**** Supplied records

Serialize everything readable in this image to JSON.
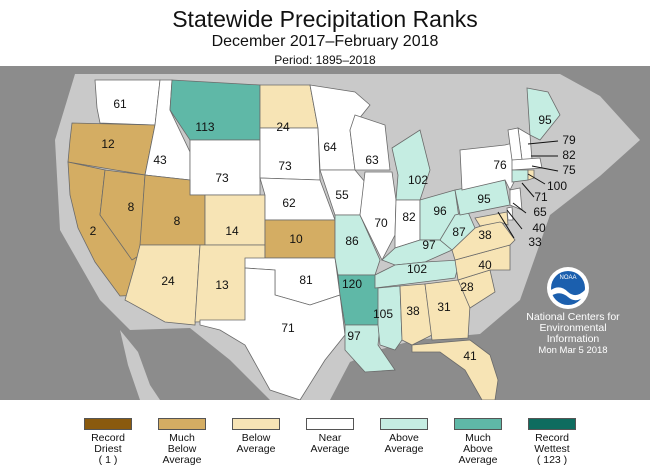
{
  "header": {
    "title": "Statewide Precipitation Ranks",
    "subtitle": "December 2017–February 2018",
    "period": "Period: 1895–2018"
  },
  "categories": [
    {
      "key": "record_driest",
      "label": "Record\nDriest\n( 1 )",
      "color": "#8a5a0e"
    },
    {
      "key": "much_below",
      "label": "Much\nBelow\nAverage",
      "color": "#d4ad63"
    },
    {
      "key": "below",
      "label": "Below\nAverage",
      "color": "#f7e4b5"
    },
    {
      "key": "near",
      "label": "Near\nAverage",
      "color": "#ffffff"
    },
    {
      "key": "above",
      "label": "Above\nAverage",
      "color": "#c5ede2"
    },
    {
      "key": "much_above",
      "label": "Much\nAbove\nAverage",
      "color": "#5fb8a7"
    },
    {
      "key": "record_wettest",
      "label": "Record\nWettest\n( 123 )",
      "color": "#0e6c5f"
    }
  ],
  "states": [
    {
      "abbr": "WA",
      "rank": "61",
      "category": "near"
    },
    {
      "abbr": "OR",
      "rank": "12",
      "category": "much_below"
    },
    {
      "abbr": "CA",
      "rank": "2",
      "category": "much_below"
    },
    {
      "abbr": "NV",
      "rank": "8",
      "category": "much_below"
    },
    {
      "abbr": "ID",
      "rank": "43",
      "category": "near"
    },
    {
      "abbr": "MT",
      "rank": "113",
      "category": "much_above"
    },
    {
      "abbr": "WY",
      "rank": "73",
      "category": "near"
    },
    {
      "abbr": "UT",
      "rank": "8",
      "category": "much_below"
    },
    {
      "abbr": "AZ",
      "rank": "24",
      "category": "below"
    },
    {
      "abbr": "CO",
      "rank": "14",
      "category": "below"
    },
    {
      "abbr": "NM",
      "rank": "13",
      "category": "below"
    },
    {
      "abbr": "ND",
      "rank": "24",
      "category": "below"
    },
    {
      "abbr": "SD",
      "rank": "73",
      "category": "near"
    },
    {
      "abbr": "NE",
      "rank": "62",
      "category": "near"
    },
    {
      "abbr": "KS",
      "rank": "10",
      "category": "much_below"
    },
    {
      "abbr": "OK",
      "rank": "81",
      "category": "near"
    },
    {
      "abbr": "TX",
      "rank": "71",
      "category": "near"
    },
    {
      "abbr": "MN",
      "rank": "64",
      "category": "near"
    },
    {
      "abbr": "IA",
      "rank": "55",
      "category": "near"
    },
    {
      "abbr": "MO",
      "rank": "86",
      "category": "above"
    },
    {
      "abbr": "AR",
      "rank": "120",
      "category": "much_above"
    },
    {
      "abbr": "LA",
      "rank": "97",
      "category": "above"
    },
    {
      "abbr": "WI",
      "rank": "63",
      "category": "near"
    },
    {
      "abbr": "IL",
      "rank": "70",
      "category": "near"
    },
    {
      "abbr": "MI",
      "rank": "102",
      "category": "above"
    },
    {
      "abbr": "IN",
      "rank": "82",
      "category": "near"
    },
    {
      "abbr": "OH",
      "rank": "96",
      "category": "above"
    },
    {
      "abbr": "KY",
      "rank": "97",
      "category": "above"
    },
    {
      "abbr": "TN",
      "rank": "102",
      "category": "above"
    },
    {
      "abbr": "MS",
      "rank": "105",
      "category": "above"
    },
    {
      "abbr": "AL",
      "rank": "38",
      "category": "below"
    },
    {
      "abbr": "GA",
      "rank": "31",
      "category": "below"
    },
    {
      "abbr": "FL",
      "rank": "41",
      "category": "below"
    },
    {
      "abbr": "SC",
      "rank": "28",
      "category": "below"
    },
    {
      "abbr": "NC",
      "rank": "40",
      "category": "below"
    },
    {
      "abbr": "VA",
      "rank": "38",
      "category": "below"
    },
    {
      "abbr": "WV",
      "rank": "87",
      "category": "above"
    },
    {
      "abbr": "PA",
      "rank": "95",
      "category": "above"
    },
    {
      "abbr": "NY",
      "rank": "76",
      "category": "near"
    },
    {
      "abbr": "ME",
      "rank": "95",
      "category": "above"
    },
    {
      "abbr": "NH",
      "rank": "79",
      "category": "near"
    },
    {
      "abbr": "VT",
      "rank": "82",
      "category": "near"
    },
    {
      "abbr": "MA",
      "rank": "75",
      "category": "near"
    },
    {
      "abbr": "CT",
      "rank": "100",
      "category": "above"
    },
    {
      "abbr": "NJ",
      "rank": "71",
      "category": "near"
    },
    {
      "abbr": "DE",
      "rank": "65",
      "category": "near"
    },
    {
      "abbr": "MD",
      "rank": "40",
      "category": "below"
    },
    {
      "abbr": "RI",
      "rank": "33",
      "category": "below"
    }
  ],
  "credit": {
    "line1": "National Centers for",
    "line2": "Environmental",
    "line3": "Information",
    "date": "Mon Mar  5 2018",
    "logo_text": "NOAA"
  },
  "colors": {
    "ocean": "#8c8c8c",
    "land_outside": "#c9c9c9"
  }
}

********

* Written request
The records above must be printed exactly; the pictures stay out.

* Task output
Serialize everything readable in this image to JSON.
{
  "header": {
    "title": "Statewide Precipitation Ranks",
    "subtitle": "December 2017–February 2018",
    "period": "Period: 1895–2018"
  },
  "categories": [
    {
      "key": "record_driest",
      "label": "Record\nDriest\n( 1 )",
      "color": "#8a5a0e"
    },
    {
      "key": "much_below",
      "label": "Much\nBelow\nAverage",
      "color": "#d4ad63"
    },
    {
      "key": "below",
      "label": "Below\nAverage",
      "color": "#f7e4b5"
    },
    {
      "key": "near",
      "label": "Near\nAverage",
      "color": "#ffffff"
    },
    {
      "key": "above",
      "label": "Above\nAverage",
      "color": "#c5ede2"
    },
    {
      "key": "much_above",
      "label": "Much\nAbove\nAverage",
      "color": "#5fb8a7"
    },
    {
      "key": "record_wettest",
      "label": "Record\nWettest\n( 123 )",
      "color": "#0e6c5f"
    }
  ],
  "states": [
    {
      "abbr": "WA",
      "rank": "61",
      "category": "near"
    },
    {
      "abbr": "OR",
      "rank": "12",
      "category": "much_below"
    },
    {
      "abbr": "CA",
      "rank": "2",
      "category": "much_below"
    },
    {
      "abbr": "NV",
      "rank": "8",
      "category": "much_below"
    },
    {
      "abbr": "ID",
      "rank": "43",
      "category": "near"
    },
    {
      "abbr": "MT",
      "rank": "113",
      "category": "much_above"
    },
    {
      "abbr": "WY",
      "rank": "73",
      "category": "near"
    },
    {
      "abbr": "UT",
      "rank": "8",
      "category": "much_below"
    },
    {
      "abbr": "AZ",
      "rank": "24",
      "category": "below"
    },
    {
      "abbr": "CO",
      "rank": "14",
      "category": "below"
    },
    {
      "abbr": "NM",
      "rank": "13",
      "category": "below"
    },
    {
      "abbr": "ND",
      "rank": "24",
      "category": "below"
    },
    {
      "abbr": "SD",
      "rank": "73",
      "category": "near"
    },
    {
      "abbr": "NE",
      "rank": "62",
      "category": "near"
    },
    {
      "abbr": "KS",
      "rank": "10",
      "category": "much_below"
    },
    {
      "abbr": "OK",
      "rank": "81",
      "category": "near"
    },
    {
      "abbr": "TX",
      "rank": "71",
      "category": "near"
    },
    {
      "abbr": "MN",
      "rank": "64",
      "category": "near"
    },
    {
      "abbr": "IA",
      "rank": "55",
      "category": "near"
    },
    {
      "abbr": "MO",
      "rank": "86",
      "category": "above"
    },
    {
      "abbr": "AR",
      "rank": "120",
      "category": "much_above"
    },
    {
      "abbr": "LA",
      "rank": "97",
      "category": "above"
    },
    {
      "abbr": "WI",
      "rank": "63",
      "category": "near"
    },
    {
      "abbr": "IL",
      "rank": "70",
      "category": "near"
    },
    {
      "abbr": "MI",
      "rank": "102",
      "category": "above"
    },
    {
      "abbr": "IN",
      "rank": "82",
      "category": "near"
    },
    {
      "abbr": "OH",
      "rank": "96",
      "category": "above"
    },
    {
      "abbr": "KY",
      "rank": "97",
      "category": "above"
    },
    {
      "abbr": "TN",
      "rank": "102",
      "category": "above"
    },
    {
      "abbr": "MS",
      "rank": "105",
      "category": "above"
    },
    {
      "abbr": "AL",
      "rank": "38",
      "category": "below"
    },
    {
      "abbr": "GA",
      "rank": "31",
      "category": "below"
    },
    {
      "abbr": "FL",
      "rank": "41",
      "category": "below"
    },
    {
      "abbr": "SC",
      "rank": "28",
      "category": "below"
    },
    {
      "abbr": "NC",
      "rank": "40",
      "category": "below"
    },
    {
      "abbr": "VA",
      "rank": "38",
      "category": "below"
    },
    {
      "abbr": "WV",
      "rank": "87",
      "category": "above"
    },
    {
      "abbr": "PA",
      "rank": "95",
      "category": "above"
    },
    {
      "abbr": "NY",
      "rank": "76",
      "category": "near"
    },
    {
      "abbr": "ME",
      "rank": "95",
      "category": "above"
    },
    {
      "abbr": "NH",
      "rank": "79",
      "category": "near"
    },
    {
      "abbr": "VT",
      "rank": "82",
      "category": "near"
    },
    {
      "abbr": "MA",
      "rank": "75",
      "category": "near"
    },
    {
      "abbr": "CT",
      "rank": "100",
      "category": "above"
    },
    {
      "abbr": "NJ",
      "rank": "71",
      "category": "near"
    },
    {
      "abbr": "DE",
      "rank": "65",
      "category": "near"
    },
    {
      "abbr": "MD",
      "rank": "40",
      "category": "below"
    },
    {
      "abbr": "RI",
      "rank": "33",
      "category": "below"
    }
  ],
  "credit": {
    "line1": "National Centers for",
    "line2": "Environmental",
    "line3": "Information",
    "date": "Mon Mar  5 2018",
    "logo_text": "NOAA"
  },
  "colors": {
    "ocean": "#8c8c8c",
    "land_outside": "#c9c9c9"
  }
}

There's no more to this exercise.